▶ **Aim**
Reproduce the lines of the material exactly, excluding every image.

▶ **Data in this exercise**
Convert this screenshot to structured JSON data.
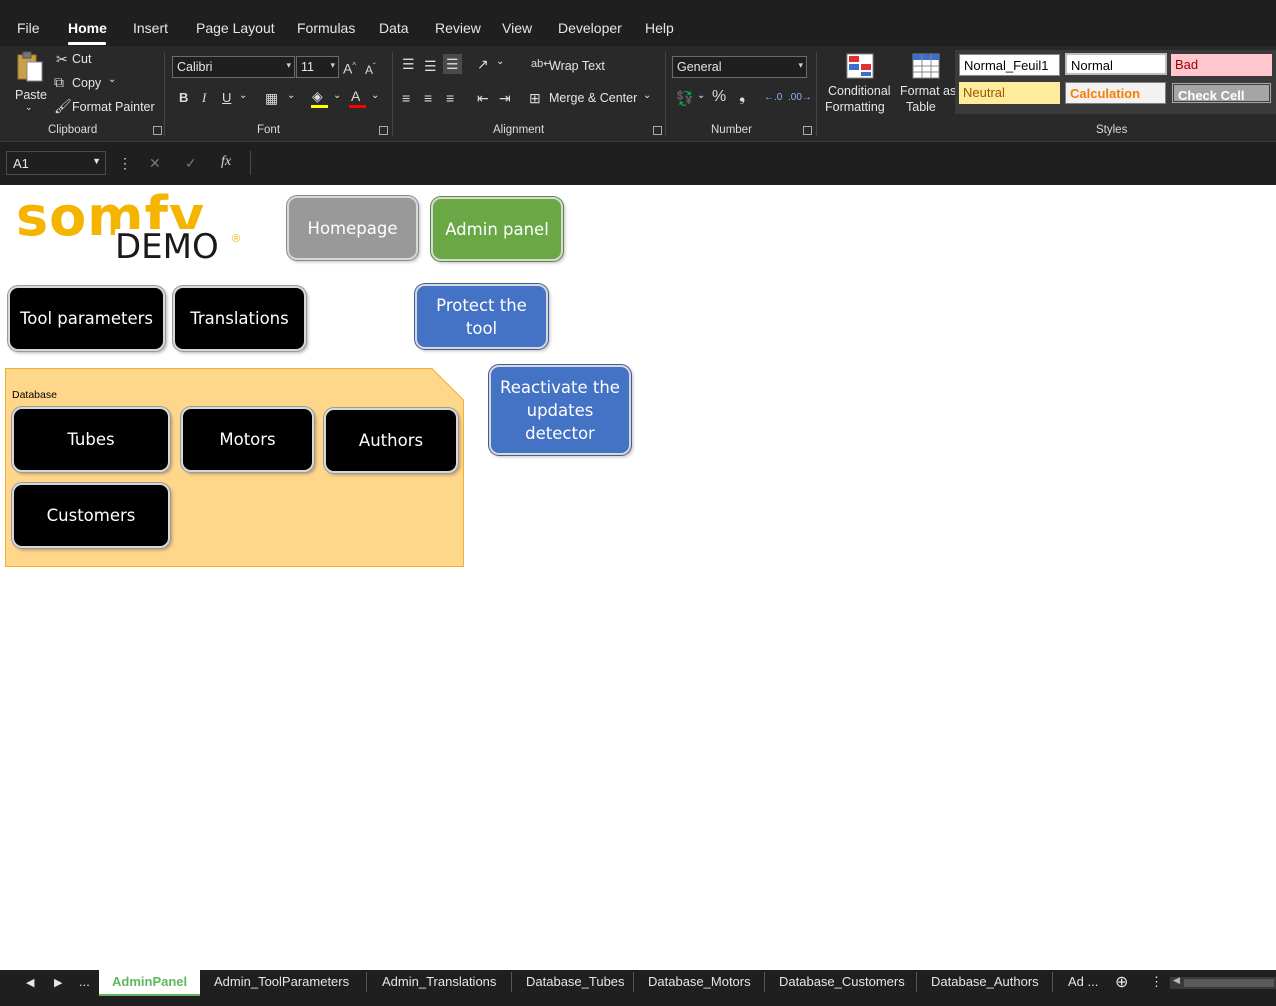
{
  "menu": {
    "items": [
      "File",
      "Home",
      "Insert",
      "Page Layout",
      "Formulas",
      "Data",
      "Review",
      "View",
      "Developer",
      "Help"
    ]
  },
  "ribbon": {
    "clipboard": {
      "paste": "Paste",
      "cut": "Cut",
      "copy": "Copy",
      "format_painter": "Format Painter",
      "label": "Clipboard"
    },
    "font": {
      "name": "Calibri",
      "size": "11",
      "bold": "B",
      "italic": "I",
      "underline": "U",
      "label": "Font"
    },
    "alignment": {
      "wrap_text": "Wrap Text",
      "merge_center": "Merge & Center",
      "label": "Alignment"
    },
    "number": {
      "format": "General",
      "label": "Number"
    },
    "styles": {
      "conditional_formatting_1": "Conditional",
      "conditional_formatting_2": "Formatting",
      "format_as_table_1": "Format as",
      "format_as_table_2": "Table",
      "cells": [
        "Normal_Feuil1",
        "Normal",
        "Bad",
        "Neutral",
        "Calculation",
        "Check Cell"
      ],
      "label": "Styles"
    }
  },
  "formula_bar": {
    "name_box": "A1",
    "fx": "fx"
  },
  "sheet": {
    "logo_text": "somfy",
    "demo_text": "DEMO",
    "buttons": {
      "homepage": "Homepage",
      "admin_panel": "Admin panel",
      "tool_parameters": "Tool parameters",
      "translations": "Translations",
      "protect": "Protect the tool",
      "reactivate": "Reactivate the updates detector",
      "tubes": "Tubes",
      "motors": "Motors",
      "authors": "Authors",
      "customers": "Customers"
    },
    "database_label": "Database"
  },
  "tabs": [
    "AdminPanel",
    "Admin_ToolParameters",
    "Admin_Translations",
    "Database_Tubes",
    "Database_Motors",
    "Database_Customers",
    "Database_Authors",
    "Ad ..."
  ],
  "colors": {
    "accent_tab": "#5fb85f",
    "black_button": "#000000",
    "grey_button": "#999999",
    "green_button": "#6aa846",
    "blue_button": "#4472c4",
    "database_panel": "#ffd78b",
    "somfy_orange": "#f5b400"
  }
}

▶ **Task solution**
Convert this screenshot to structured JSON data.
{
  "menu": {
    "items": [
      "File",
      "Home",
      "Insert",
      "Page Layout",
      "Formulas",
      "Data",
      "Review",
      "View",
      "Developer",
      "Help"
    ]
  },
  "ribbon": {
    "clipboard": {
      "paste": "Paste",
      "cut": "Cut",
      "copy": "Copy",
      "format_painter": "Format Painter",
      "label": "Clipboard"
    },
    "font": {
      "name": "Calibri",
      "size": "11",
      "bold": "B",
      "italic": "I",
      "underline": "U",
      "label": "Font"
    },
    "alignment": {
      "wrap_text": "Wrap Text",
      "merge_center": "Merge & Center",
      "label": "Alignment"
    },
    "number": {
      "format": "General",
      "label": "Number"
    },
    "styles": {
      "conditional_formatting_1": "Conditional",
      "conditional_formatting_2": "Formatting",
      "format_as_table_1": "Format as",
      "format_as_table_2": "Table",
      "cells": [
        "Normal_Feuil1",
        "Normal",
        "Bad",
        "Neutral",
        "Calculation",
        "Check Cell"
      ],
      "label": "Styles"
    }
  },
  "formula_bar": {
    "name_box": "A1",
    "fx": "fx"
  },
  "sheet": {
    "logo_text": "somfy",
    "demo_text": "DEMO",
    "buttons": {
      "homepage": "Homepage",
      "admin_panel": "Admin panel",
      "tool_parameters": "Tool parameters",
      "translations": "Translations",
      "protect": "Protect the tool",
      "reactivate": "Reactivate the updates detector",
      "tubes": "Tubes",
      "motors": "Motors",
      "authors": "Authors",
      "customers": "Customers"
    },
    "database_label": "Database"
  },
  "tabs": [
    "AdminPanel",
    "Admin_ToolParameters",
    "Admin_Translations",
    "Database_Tubes",
    "Database_Motors",
    "Database_Customers",
    "Database_Authors",
    "Ad ..."
  ],
  "colors": {
    "accent_tab": "#5fb85f",
    "black_button": "#000000",
    "grey_button": "#999999",
    "green_button": "#6aa846",
    "blue_button": "#4472c4",
    "database_panel": "#ffd78b",
    "somfy_orange": "#f5b400"
  }
}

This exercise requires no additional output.